How many lines in the material below contain the string "discount"? Reply with the number alone.

* begin Input records *

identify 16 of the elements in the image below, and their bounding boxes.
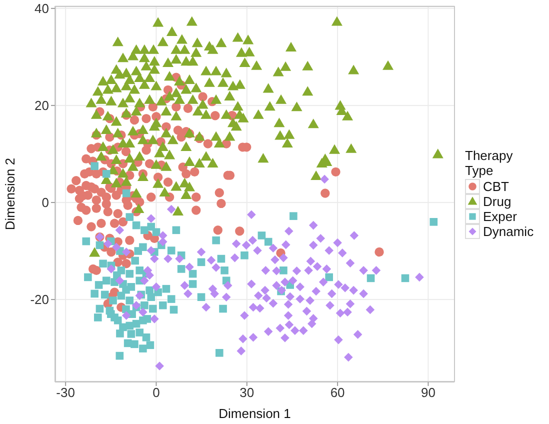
x-tick-label: 60	[330, 385, 345, 400]
x-axis-title: Dimension 1	[218, 406, 291, 421]
legend-label: Drug	[483, 194, 512, 209]
y-tick-label: 0	[42, 195, 49, 210]
legend-label: CBT	[483, 179, 509, 194]
legend-title: Therapy Type	[465, 148, 514, 178]
legend-label: Dynamic	[483, 224, 534, 239]
y-tick-label: 20	[34, 98, 49, 114]
x-tick-label: 90	[420, 385, 436, 400]
y-axis-title: Dimension 2	[2, 158, 18, 230]
y-tick-label: 40	[34, 1, 49, 16]
x-tick-label: -30	[56, 385, 75, 400]
y-tick-label: -20	[30, 292, 49, 308]
x-tick-label: 0	[152, 385, 160, 400]
x-tick-label: 30	[240, 385, 254, 400]
legend-label: Exper	[483, 209, 517, 224]
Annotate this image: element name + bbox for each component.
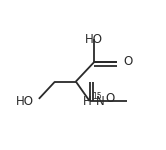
Text: H: H [83,95,91,108]
Text: HO: HO [85,33,103,46]
Text: O: O [123,55,132,68]
Text: HO: HO [16,95,34,108]
Text: 15: 15 [92,92,101,101]
Text: N: N [96,95,105,108]
Text: O: O [106,92,115,105]
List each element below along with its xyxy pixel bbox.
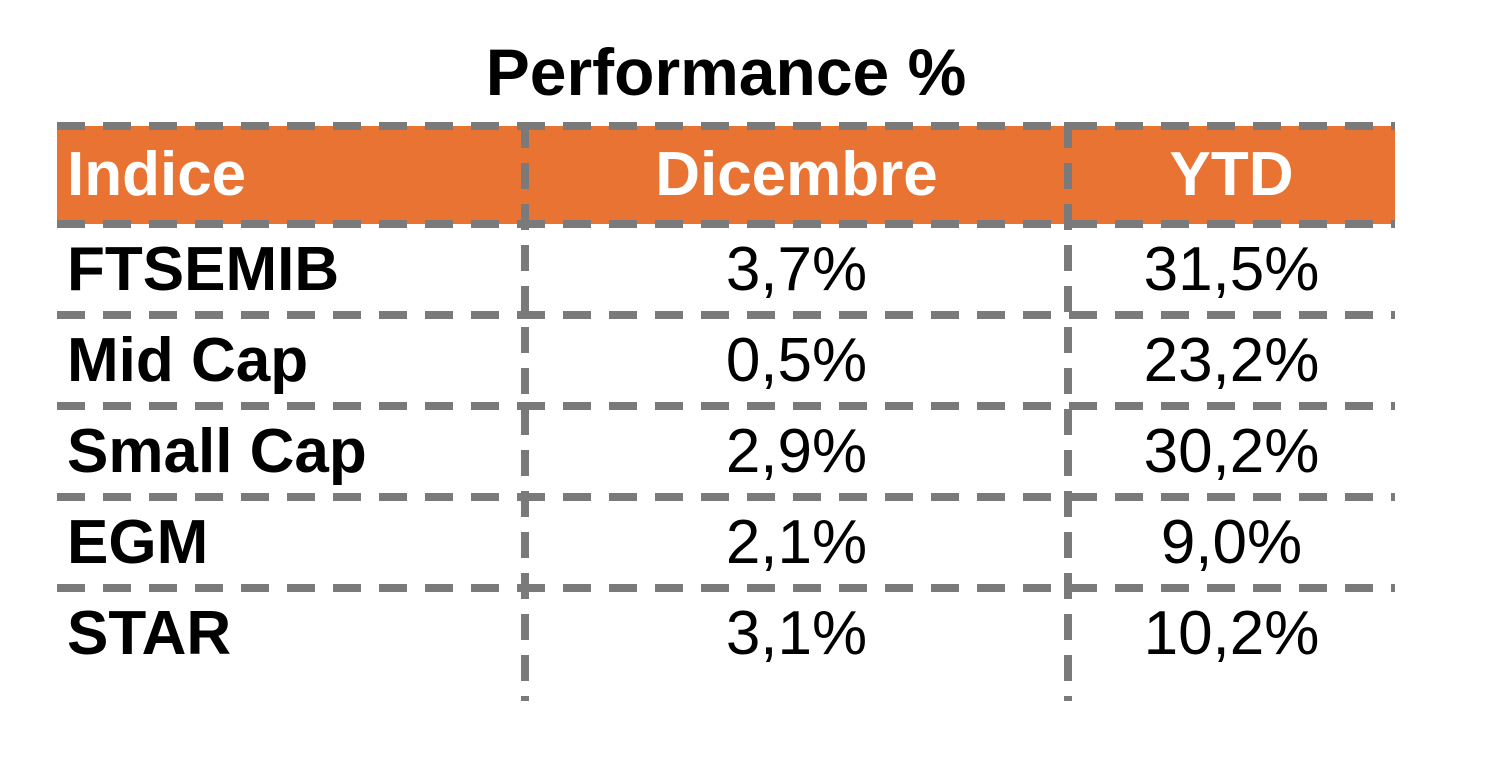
cell-ytd: 10,2% — [1143, 599, 1320, 668]
table-row: FTSEMIB 3,7% 31,5% — [57, 224, 1395, 319]
cell-dicembre: 0,5% — [725, 326, 868, 395]
cell-ytd: 23,2% — [1143, 326, 1320, 395]
column-header-indice: Indice — [67, 140, 247, 209]
cell-indice: Mid Cap — [67, 326, 309, 395]
table-row: Mid Cap 0,5% 23,2% — [57, 315, 1395, 410]
table-row: Small Cap 2,9% 30,2% — [57, 406, 1395, 501]
table-row: STAR 3,1% 10,2% — [57, 588, 1395, 679]
table-body: FTSEMIB 3,7% 31,5% Mid Cap 0,5% 23,2% Sm… — [57, 224, 1395, 679]
cell-indice: STAR — [67, 599, 232, 668]
column-header-dicembre: Dicembre — [655, 140, 938, 209]
cell-ytd: 9,0% — [1160, 508, 1303, 577]
column-divider-1 — [521, 122, 529, 701]
cell-ytd: 31,5% — [1143, 235, 1320, 304]
cell-indice: FTSEMIB — [67, 235, 340, 304]
cell-indice: Small Cap — [67, 417, 367, 486]
cell-indice: EGM — [67, 508, 209, 577]
table-header-row: Indice Dicembre YTD — [57, 122, 1395, 228]
column-divider-2 — [1064, 122, 1072, 701]
column-header-ytd: YTD — [1169, 140, 1294, 209]
performance-table: Indice Dicembre YTD FTSEMIB 3,7% 31,5% M… — [57, 122, 1395, 701]
cell-dicembre: 3,7% — [725, 235, 868, 304]
cell-ytd: 30,2% — [1143, 417, 1320, 486]
page-title: Performance % — [485, 35, 967, 109]
cell-dicembre: 2,1% — [725, 508, 868, 577]
table-row: EGM 2,1% 9,0% — [57, 497, 1395, 592]
cell-dicembre: 3,1% — [725, 599, 868, 668]
cell-dicembre: 2,9% — [725, 417, 868, 486]
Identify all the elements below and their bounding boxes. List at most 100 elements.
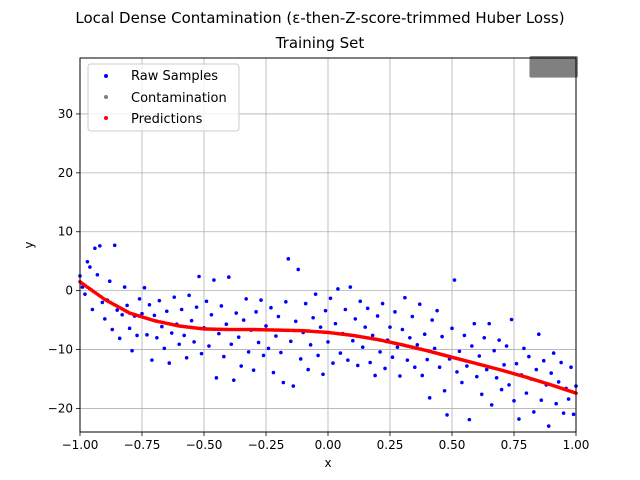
raw-sample-point bbox=[445, 413, 449, 417]
raw-sample-point bbox=[274, 334, 278, 338]
raw-sample-point bbox=[127, 326, 132, 331]
raw-sample-point bbox=[415, 343, 420, 347]
raw-sample-point bbox=[554, 401, 558, 406]
raw-sample-point bbox=[477, 354, 482, 358]
raw-sample-point bbox=[93, 246, 97, 251]
raw-sample-point bbox=[487, 321, 492, 326]
raw-sample-point bbox=[383, 366, 387, 371]
raw-sample-point bbox=[209, 312, 214, 317]
y-tick-label: −20 bbox=[48, 401, 73, 415]
raw-sample-point bbox=[122, 285, 127, 289]
raw-sample-point bbox=[321, 372, 325, 377]
raw-sample-point bbox=[422, 332, 427, 337]
raw-sample-point bbox=[388, 325, 392, 329]
raw-sample-point bbox=[561, 411, 566, 415]
raw-sample-point bbox=[150, 358, 154, 362]
raw-sample-point bbox=[192, 340, 196, 344]
raw-sample-point bbox=[189, 318, 194, 323]
raw-sample-point bbox=[219, 304, 224, 308]
raw-sample-point bbox=[358, 299, 363, 304]
raw-sample-point bbox=[137, 297, 142, 301]
raw-sample-point bbox=[452, 278, 457, 282]
raw-sample-point bbox=[465, 364, 469, 368]
raw-sample-point bbox=[286, 257, 291, 261]
raw-sample-point bbox=[393, 310, 397, 314]
raw-sample-point bbox=[537, 332, 541, 337]
raw-sample-point bbox=[130, 348, 134, 353]
raw-sample-point bbox=[348, 285, 353, 289]
raw-sample-point bbox=[534, 367, 539, 372]
contamination-points bbox=[529, 56, 578, 78]
legend-marker-predictions bbox=[104, 116, 108, 120]
y-tick-label: 20 bbox=[58, 166, 73, 180]
chart-title: Local Dense Contamination (ε-then-Z-scor… bbox=[75, 9, 565, 27]
raw-sample-point bbox=[351, 338, 355, 343]
y-axis-ticks: −20 −10 0 10 20 30 bbox=[48, 107, 80, 415]
raw-sample-point bbox=[169, 331, 174, 335]
raw-sample-point bbox=[271, 370, 276, 375]
raw-sample-point bbox=[569, 365, 573, 370]
raw-sample-point bbox=[172, 295, 177, 299]
raw-sample-point bbox=[112, 243, 117, 248]
raw-sample-point bbox=[373, 373, 377, 378]
raw-sample-point bbox=[326, 340, 330, 344]
raw-sample-point bbox=[539, 398, 544, 402]
raw-sample-point bbox=[432, 346, 437, 351]
raw-sample-point bbox=[413, 365, 417, 370]
raw-sample-point bbox=[571, 412, 576, 417]
raw-sample-point bbox=[214, 376, 219, 380]
x-tick-label: −0.50 bbox=[186, 438, 223, 452]
x-tick-label: −1.00 bbox=[62, 438, 99, 452]
raw-sample-point bbox=[353, 317, 358, 321]
raw-sample-point bbox=[318, 325, 323, 329]
y-axis-label: y bbox=[22, 241, 36, 248]
raw-sample-point bbox=[135, 333, 139, 338]
raw-sample-point bbox=[455, 370, 459, 374]
raw-sample-point bbox=[303, 301, 308, 306]
raw-sample-point bbox=[244, 297, 248, 301]
raw-sample-point bbox=[370, 333, 375, 338]
raw-sample-point bbox=[142, 285, 147, 290]
raw-sample-point bbox=[492, 348, 496, 353]
raw-sample-point bbox=[457, 349, 462, 354]
raw-sample-point bbox=[499, 387, 504, 392]
raw-sample-point bbox=[363, 325, 368, 329]
raw-sample-point bbox=[338, 351, 343, 355]
raw-sample-point bbox=[514, 361, 519, 366]
prediction-points bbox=[78, 280, 578, 395]
raw-sample-point bbox=[110, 327, 115, 332]
raw-sample-point bbox=[85, 259, 90, 264]
legend-label-predictions: Predictions bbox=[131, 112, 203, 127]
raw-sample-point bbox=[313, 292, 318, 296]
x-axis-ticks: −1.00 −0.75 −0.50 −0.25 0.00 0.25 0.50 0.75 1.00 bbox=[62, 432, 589, 452]
raw-sample-point bbox=[194, 305, 199, 309]
x-tick-label: −0.25 bbox=[248, 438, 285, 452]
raw-sample-point bbox=[482, 335, 487, 340]
raw-sample-point bbox=[199, 351, 204, 356]
raw-sample-point bbox=[556, 380, 561, 384]
raw-sample-point bbox=[177, 342, 181, 347]
raw-sample-point bbox=[390, 355, 395, 360]
raw-sample-point bbox=[566, 397, 571, 401]
raw-sample-point bbox=[212, 278, 216, 282]
raw-sample-point bbox=[410, 314, 415, 319]
raw-sample-point bbox=[107, 279, 112, 284]
raw-sample-point bbox=[497, 338, 501, 342]
raw-sample-point bbox=[346, 358, 350, 362]
raw-sample-point bbox=[368, 360, 372, 365]
raw-sample-point bbox=[179, 307, 184, 312]
raw-sample-point bbox=[145, 333, 149, 337]
raw-sample-point bbox=[234, 311, 239, 315]
raw-sample-point bbox=[472, 321, 477, 326]
raw-sample-points bbox=[78, 243, 578, 428]
raw-sample-point bbox=[311, 315, 315, 320]
x-tick-label: 0.00 bbox=[315, 438, 342, 452]
raw-sample-point bbox=[100, 300, 105, 305]
raw-sample-point bbox=[284, 300, 288, 304]
raw-sample-point bbox=[229, 342, 234, 347]
raw-sample-point bbox=[484, 367, 489, 372]
raw-sample-point bbox=[417, 302, 422, 306]
raw-sample-point bbox=[541, 358, 546, 363]
raw-sample-point bbox=[251, 368, 256, 372]
raw-sample-point bbox=[264, 324, 268, 328]
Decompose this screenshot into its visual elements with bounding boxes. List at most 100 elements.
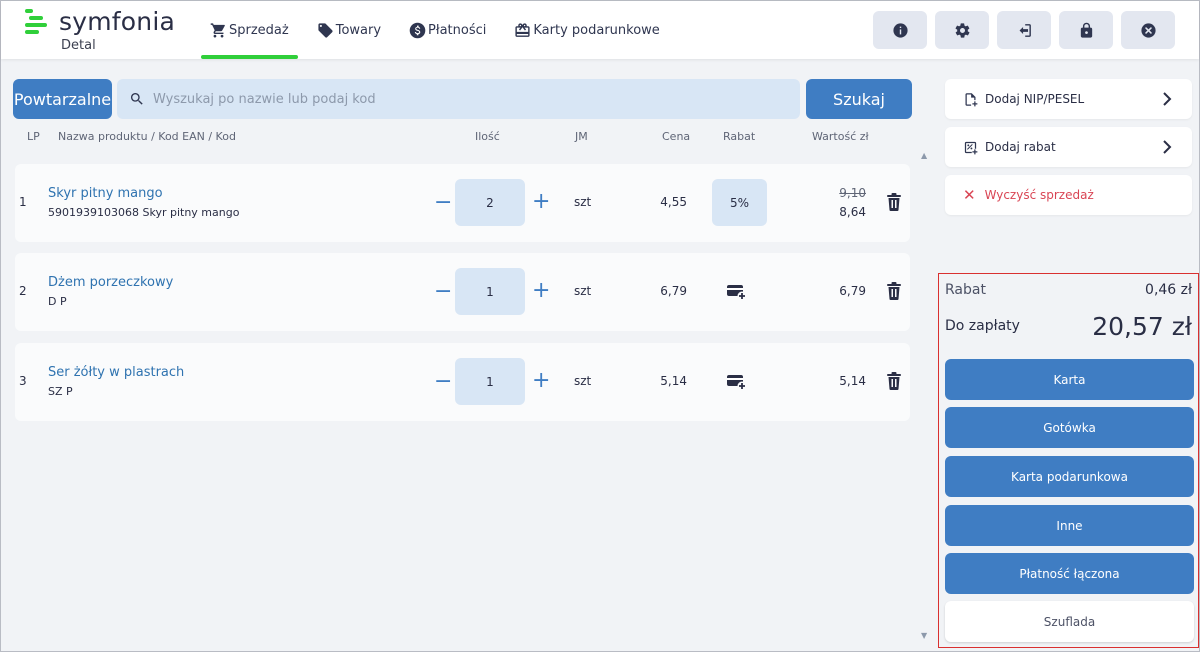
lock-icon — [1080, 22, 1092, 38]
header-actions — [873, 11, 1175, 49]
product-code: D P — [48, 295, 67, 308]
row-value: 8,64 — [839, 205, 866, 219]
scroll-up-icon[interactable]: ▲ — [921, 151, 928, 160]
quantity-field[interactable]: 1 — [455, 268, 525, 315]
search-input[interactable] — [153, 91, 753, 107]
chevron-right-icon — [1163, 140, 1172, 154]
tab-karty-podarunkowe[interactable]: Karty podarunkowe — [505, 1, 668, 59]
decrease-qty-button[interactable]: − — [434, 190, 453, 215]
clear-sale-label: Wyczyść sprzedaż — [984, 188, 1094, 202]
column-header-value: Wartość zł — [812, 130, 869, 143]
unit-price: 4,55 — [660, 195, 687, 209]
column-header-discount: Rabat — [723, 130, 756, 143]
tab-label: Towary — [335, 22, 382, 38]
add-nip-pesel-button[interactable]: Dodaj NIP/PESEL — [945, 79, 1192, 119]
quantity-field[interactable]: 1 — [455, 358, 525, 405]
pay-gift-card-button[interactable]: Karta podarunkowa — [945, 456, 1194, 497]
column-header-price: Cena — [662, 130, 691, 143]
tab-label: Płatności — [428, 22, 487, 38]
settings-button[interactable] — [935, 11, 989, 49]
trash-icon — [887, 372, 901, 390]
row-lp: 3 — [19, 374, 27, 388]
discount-field[interactable]: 5% — [712, 179, 767, 226]
row-value: 6,79 — [839, 284, 866, 298]
logout-button[interactable] — [997, 11, 1051, 49]
logo-icon — [23, 9, 49, 35]
add-discount-label: Dodaj rabat — [985, 140, 1056, 154]
delete-row-button[interactable] — [886, 282, 902, 300]
value-before-discount: 9,10 — [839, 186, 866, 200]
increase-qty-button[interactable]: + — [532, 368, 551, 393]
delete-row-button[interactable] — [886, 193, 902, 211]
trash-icon — [887, 282, 901, 300]
product-code: SZ P — [48, 385, 73, 398]
table-row: 2 Dżem porzeczkowy D P − 1 + szt 6,79 6,… — [15, 253, 910, 331]
discount-add-icon — [964, 141, 978, 154]
close-icon: ✕ — [963, 186, 976, 204]
quantity-field[interactable]: 2 — [455, 179, 525, 226]
unit: szt — [574, 374, 592, 388]
top-bar: symfonia Detal Sprzedaż Towary Płatności… — [1, 1, 1199, 59]
column-header-lp: LP — [27, 130, 40, 143]
discount-summary-value: 0,46 zł — [1145, 282, 1192, 298]
table-row: 1 Skyr pitny mango 5901939103068 Skyr pi… — [15, 164, 910, 242]
row-lp: 2 — [19, 284, 27, 298]
table-row: 3 Ser żółty w plastrach SZ P − 1 + szt 5… — [15, 343, 910, 421]
pay-cash-button[interactable]: Gotówka — [945, 407, 1194, 448]
tag-icon — [318, 22, 333, 38]
payment-panel: Rabat 0,46 zł Do zapłaty 20,57 zł Karta … — [938, 273, 1199, 648]
total-value: 20,57 zł — [1092, 312, 1192, 341]
info-icon — [892, 22, 908, 38]
clear-sale-button[interactable]: ✕ Wyczyść sprzedaż — [945, 175, 1192, 215]
delete-row-button[interactable] — [886, 372, 902, 390]
main-nav: Sprzedaż Towary Płatności Karty podarunk… — [201, 1, 679, 59]
tab-platnosci[interactable]: Płatności — [400, 1, 495, 59]
cart-icon — [210, 22, 225, 38]
unit-price: 6,79 — [660, 284, 687, 298]
add-discount-card-icon[interactable] — [727, 283, 747, 301]
increase-qty-button[interactable]: + — [532, 278, 551, 303]
chevron-right-icon — [1163, 92, 1172, 106]
row-value: 5,14 — [839, 374, 866, 388]
pay-other-button[interactable]: Inne — [945, 505, 1194, 546]
pay-card-button[interactable]: Karta — [945, 359, 1194, 400]
unit-price: 5,14 — [660, 374, 687, 388]
trash-icon — [887, 193, 901, 211]
tab-label: Karty podarunkowe — [533, 22, 660, 38]
search-box[interactable] — [117, 79, 800, 119]
total-label: Do zapłaty — [945, 318, 1020, 334]
dollar-icon — [409, 22, 426, 38]
pay-combined-button[interactable]: Płatność łączona — [945, 553, 1194, 594]
product-name[interactable]: Dżem porzeczkowy — [48, 275, 174, 290]
lock-button[interactable] — [1059, 11, 1113, 49]
scroll-down-icon[interactable]: ▼ — [921, 631, 928, 640]
decrease-qty-button[interactable]: − — [434, 369, 453, 394]
unit: szt — [574, 195, 592, 209]
logout-icon — [1019, 23, 1031, 37]
add-discount-card-icon[interactable] — [727, 373, 747, 391]
tab-sprzedaz[interactable]: Sprzedaż — [201, 1, 298, 59]
row-lp: 1 — [19, 195, 27, 209]
search-icon — [131, 93, 143, 105]
info-button[interactable] — [873, 11, 927, 49]
unit: szt — [574, 284, 592, 298]
repeat-button[interactable]: Powtarzalne — [13, 79, 112, 119]
column-header-qty: Ilość — [475, 130, 500, 143]
tab-label: Sprzedaż — [229, 22, 289, 38]
gift-card-icon — [515, 22, 530, 37]
product-name[interactable]: Ser żółty w plastrach — [48, 365, 185, 380]
logo: symfonia Detal — [23, 7, 183, 55]
gear-icon — [955, 22, 969, 38]
add-nip-pesel-label: Dodaj NIP/PESEL — [985, 92, 1085, 106]
tab-towary[interactable]: Towary — [308, 1, 390, 59]
logo-text: symfonia — [59, 7, 175, 36]
product-code: 5901939103068 Skyr pitny mango — [48, 206, 240, 219]
drawer-button[interactable]: Szuflada — [945, 601, 1194, 642]
product-name[interactable]: Skyr pitny mango — [48, 186, 163, 201]
close-button[interactable] — [1121, 11, 1175, 49]
discount-summary-label: Rabat — [945, 282, 986, 298]
search-button[interactable]: Szukaj — [806, 79, 912, 119]
add-discount-button[interactable]: Dodaj rabat — [945, 127, 1192, 167]
decrease-qty-button[interactable]: − — [434, 279, 453, 304]
increase-qty-button[interactable]: + — [532, 189, 551, 214]
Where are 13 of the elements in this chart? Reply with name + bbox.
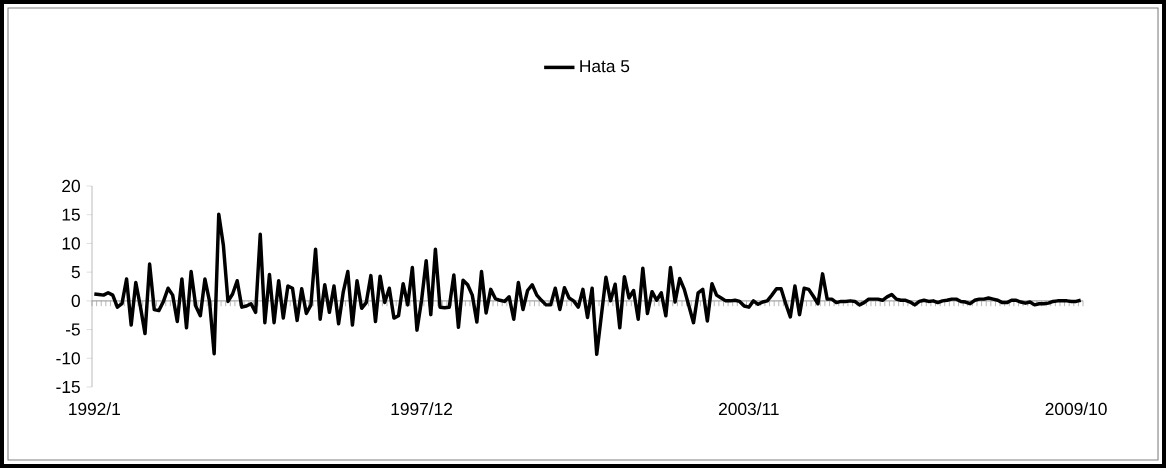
legend-label: Hata 5	[580, 60, 630, 73]
y-tick-label: -5	[65, 323, 80, 336]
y-tick-label: 0	[71, 294, 80, 307]
x-tick-label: 1992/1	[69, 402, 120, 416]
x-tick-label: 2003/11	[719, 402, 779, 416]
y-tick-label: 20	[62, 179, 80, 193]
y-tick-label: 15	[62, 208, 80, 221]
x-tick-label: 2009/10	[1045, 402, 1107, 416]
x-tick-label: 1997/12	[391, 402, 453, 416]
y-tick-label: 10	[62, 237, 80, 250]
y-tick-label: -10	[56, 352, 80, 365]
y-tick-label: 5	[71, 266, 80, 279]
y-tick-label: -15	[56, 380, 80, 394]
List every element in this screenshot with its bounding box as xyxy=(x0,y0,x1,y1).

* end Input records *

Task output:
10